[Data entries]
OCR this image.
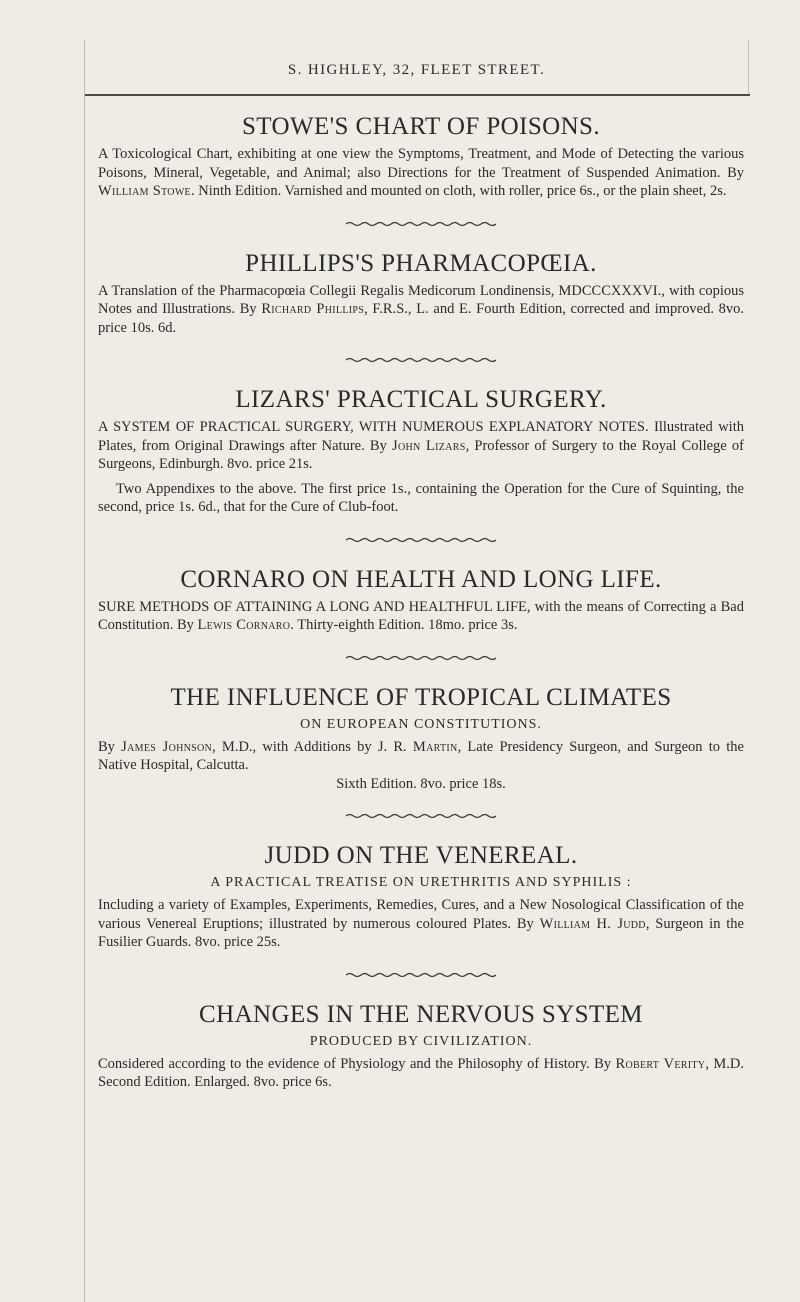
S. HIGHLEY, 32, FLEET STREET.
STOWE'S CHART OF POISONS.

A Toxicological Chart, exhibiting at one view the Symptoms, Treatment, and Mode of Detecting the various Poisons, Mineral, Vegetable, and Animal; also Directions for the Treatment of Suspended Animation. By William Stowe. Ninth Edition. Varnished and mounted on cloth, with roller, price 6s., or the plain sheet, 2s.

PHILLIPS'S PHARMACOPŒIA.

A Translation of the Pharmacopœia Collegii Regalis Medicorum Londinensis, MDCCCXXXVI., with copious Notes and Illustrations. By Richard Phillips, F.R.S., L. and E. Fourth Edition, corrected and improved. 8vo. price 10s. 6d.

LIZARS' PRACTICAL SURGERY.

A SYSTEM OF PRACTICAL SURGERY, WITH NUMEROUS EXPLANATORY NOTES. Illustrated with Plates, from Original Drawings after Nature. By John Lizars, Professor of Surgery to the Royal College of Surgeons, Edinburgh. 8vo. price 21s.

Two Appendixes to the above. The first price 1s., containing the Operation for the Cure of Squinting, the second, price 1s. 6d., that for the Cure of Club-foot.

CORNARO ON HEALTH AND LONG LIFE.

SURE METHODS OF ATTAINING A LONG AND HEALTHFUL LIFE, with the means of Correcting a Bad Constitution. By Lewis Cornaro. Thirty-eighth Edition. 18mo. price 3s.

THE INFLUENCE OF TROPICAL CLIMATES
ON EUROPEAN CONSTITUTIONS.

By James Johnson, M.D., with Additions by J. R. Martin, Late Presidency Surgeon, and Surgeon to the Native Hospital, Calcutta.

Sixth Edition. 8vo. price 18s.

JUDD ON THE VENEREAL.
A PRACTICAL TREATISE ON URETHRITIS AND SYPHILIS :

Including a variety of Examples, Experiments, Remedies, Cures, and a New Nosological Classification of the various Venereal Eruptions; illustrated by numerous coloured Plates. By William H. Judd, Surgeon in the Fusilier Guards. 8vo. price 25s.

CHANGES IN THE NERVOUS SYSTEM
PRODUCED BY CIVILIZATION.

Considered according to the evidence of Physiology and the Philosophy of History. By Robert Verity, M.D. Second Edition. Enlarged. 8vo. price 6s.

Task to complete —
Transcribe the material exactly, leaving every picture out.

Correct answer —
OCR this image.
S. HIGHLEY, 32, FLEET STREET.
STOWE'S CHART OF POISONS.

A Toxicological Chart, exhibiting at one view the Symptoms, Treatment, and Mode of Detecting the various Poisons, Mineral, Vegetable, and Animal; also Directions for the Treatment of Suspended Animation. By William Stowe. Ninth Edition. Varnished and mounted on cloth, with roller, price 6s., or the plain sheet, 2s.

PHILLIPS'S PHARMACOPŒIA.

A Translation of the Pharmacopœia Collegii Regalis Medicorum Londinensis, MDCCCXXXVI., with copious Notes and Illustrations. By Richard Phillips, F.R.S., L. and E. Fourth Edition, corrected and improved. 8vo. price 10s. 6d.

LIZARS' PRACTICAL SURGERY.

A SYSTEM OF PRACTICAL SURGERY, WITH NUMEROUS EXPLANATORY NOTES. Illustrated with Plates, from Original Drawings after Nature. By John Lizars, Professor of Surgery to the Royal College of Surgeons, Edinburgh. 8vo. price 21s.

Two Appendixes to the above. The first price 1s., containing the Operation for the Cure of Squinting, the second, price 1s. 6d., that for the Cure of Club-foot.

CORNARO ON HEALTH AND LONG LIFE.

SURE METHODS OF ATTAINING A LONG AND HEALTHFUL LIFE, with the means of Correcting a Bad Constitution. By Lewis Cornaro. Thirty-eighth Edition. 18mo. price 3s.

THE INFLUENCE OF TROPICAL CLIMATES
ON EUROPEAN CONSTITUTIONS.

By James Johnson, M.D., with Additions by J. R. Martin, Late Presidency Surgeon, and Surgeon to the Native Hospital, Calcutta.

Sixth Edition. 8vo. price 18s.

JUDD ON THE VENEREAL.
A PRACTICAL TREATISE ON URETHRITIS AND SYPHILIS :

Including a variety of Examples, Experiments, Remedies, Cures, and a New Nosological Classification of the various Venereal Eruptions; illustrated by numerous coloured Plates. By William H. Judd, Surgeon in the Fusilier Guards. 8vo. price 25s.

CHANGES IN THE NERVOUS SYSTEM
PRODUCED BY CIVILIZATION.

Considered according to the evidence of Physiology and the Philosophy of History. By Robert Verity, M.D. Second Edition. Enlarged. 8vo. price 6s.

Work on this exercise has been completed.